■ WRITTEN EXERCISE
What follows are records. Restate all of them word for word.

■ INPUT MATERIAL
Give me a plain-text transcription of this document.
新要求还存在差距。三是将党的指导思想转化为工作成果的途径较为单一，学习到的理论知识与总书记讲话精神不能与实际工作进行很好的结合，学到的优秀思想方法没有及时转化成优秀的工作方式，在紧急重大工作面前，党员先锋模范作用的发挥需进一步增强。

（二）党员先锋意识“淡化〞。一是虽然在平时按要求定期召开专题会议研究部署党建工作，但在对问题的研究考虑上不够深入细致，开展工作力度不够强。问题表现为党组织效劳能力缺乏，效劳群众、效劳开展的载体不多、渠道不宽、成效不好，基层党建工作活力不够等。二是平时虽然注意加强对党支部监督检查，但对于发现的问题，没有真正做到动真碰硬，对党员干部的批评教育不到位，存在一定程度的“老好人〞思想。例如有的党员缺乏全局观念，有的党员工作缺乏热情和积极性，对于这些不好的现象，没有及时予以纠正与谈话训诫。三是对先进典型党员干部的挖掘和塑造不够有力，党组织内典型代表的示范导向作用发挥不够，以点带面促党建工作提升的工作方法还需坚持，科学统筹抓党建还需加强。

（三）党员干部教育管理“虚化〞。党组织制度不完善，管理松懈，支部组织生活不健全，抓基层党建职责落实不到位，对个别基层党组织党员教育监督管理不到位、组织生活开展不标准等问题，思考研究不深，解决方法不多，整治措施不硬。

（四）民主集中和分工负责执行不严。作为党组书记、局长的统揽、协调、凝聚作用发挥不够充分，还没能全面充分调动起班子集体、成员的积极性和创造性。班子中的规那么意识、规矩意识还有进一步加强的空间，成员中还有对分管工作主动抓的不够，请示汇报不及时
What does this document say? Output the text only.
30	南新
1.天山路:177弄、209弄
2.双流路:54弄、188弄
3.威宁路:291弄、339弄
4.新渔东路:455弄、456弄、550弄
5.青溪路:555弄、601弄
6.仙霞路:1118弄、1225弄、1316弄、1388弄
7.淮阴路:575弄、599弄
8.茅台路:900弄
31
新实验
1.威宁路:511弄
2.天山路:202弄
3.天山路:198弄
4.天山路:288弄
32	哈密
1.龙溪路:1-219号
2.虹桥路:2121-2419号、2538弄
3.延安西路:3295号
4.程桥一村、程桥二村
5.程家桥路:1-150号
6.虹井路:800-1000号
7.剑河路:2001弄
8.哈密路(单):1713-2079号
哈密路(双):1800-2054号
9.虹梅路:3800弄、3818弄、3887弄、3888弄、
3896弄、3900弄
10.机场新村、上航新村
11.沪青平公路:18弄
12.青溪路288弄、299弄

■ EXERCISE ANSWER
Give me a plain-text transcription of this document.
新要求还存在差距。三是将党的指导思想转化为工作成果的途径较为单一，学习到的理论知识与总书记讲话精神不能与实际工作进行很好的结合，学到的优秀思想方法没有及时转化成优秀的工作方式，在紧急重大工作面前，党员先锋模范作用的发挥需进一步增强。

（二）党员先锋意识“淡化〞。一是虽然在平时按要求定期召开专题会议研究部署党建工作，但在对问题的研究考虑上不够深入细致，开展工作力度不够强。问题表现为党组织效劳能力缺乏，效劳群众、效劳开展的载体不多、渠道不宽、成效不好，基层党建工作活力不够等。二是平时虽然注意加强对党支部监督检查，但对于发现的问题，没有真正做到动真碰硬，对党员干部的批评教育不到位，存在一定程度的“老好人〞思想。例如有的党员缺乏全局观念，有的党员工作缺乏热情和积极性，对于这些不好的现象，没有及时予以纠正与谈话训诫。三是对先进典型党员干部的挖掘和塑造不够有力，党组织内典型代表的示范导向作用发挥不够，以点带面促党建工作提升的工作方法还需坚持，科学统筹抓党建还需加强。

（三）党员干部教育管理“虚化〞。党组织制度不完善，管理松懈，支部组织生活不健全，抓基层党建职责落实不到位，对个别基层党组织党员教育监督管理不到位、组织生活开展不标准等问题，思考研究不深，解决方法不多，整治措施不硬。

（四）民主集中和分工负责执行不严。作为党组书记、局长的统揽、协调、凝聚作用发挥不够充分，还没能全面充分调动起班子集体、成员的积极性和创造性。班子中的规那么意识、规矩意识还有进一步加强的空间，成员中还有对分管工作主动抓的不够，请示汇报不及时
What does this document say? Output the text only.
30	南新
1.天山路:177弄、209弄
2.双流路:54弄、188弄
3.威宁路:291弄、339弄
4.新渔东路:455弄、456弄、550弄
5.青溪路:555弄、601弄
6.仙霞路:1118弄、1225弄、1316弄、1388弄
7.淮阴路:575弄、599弄
8.茅台路:900弄
31
新实验
1.威宁路:511弄
2.天山路:202弄
3.天山路:198弄
4.天山路:288弄
32	哈密
1.龙溪路:1-219号
2.虹桥路:2121-2419号、2538弄
3.延安西路:3295号
4.程桥一村、程桥二村
5.程家桥路:1-150号
6.虹井路:800-1000号
7.剑河路:2001弄
8.哈密路(单):1713-2079号
哈密路(双):1800-2054号
9.虹梅路:3800弄、3818弄、3887弄、3888弄、
3896弄、3900弄
10.机场新村、上航新村
11.沪青平公路:18弄
12.青溪路288弄、299弄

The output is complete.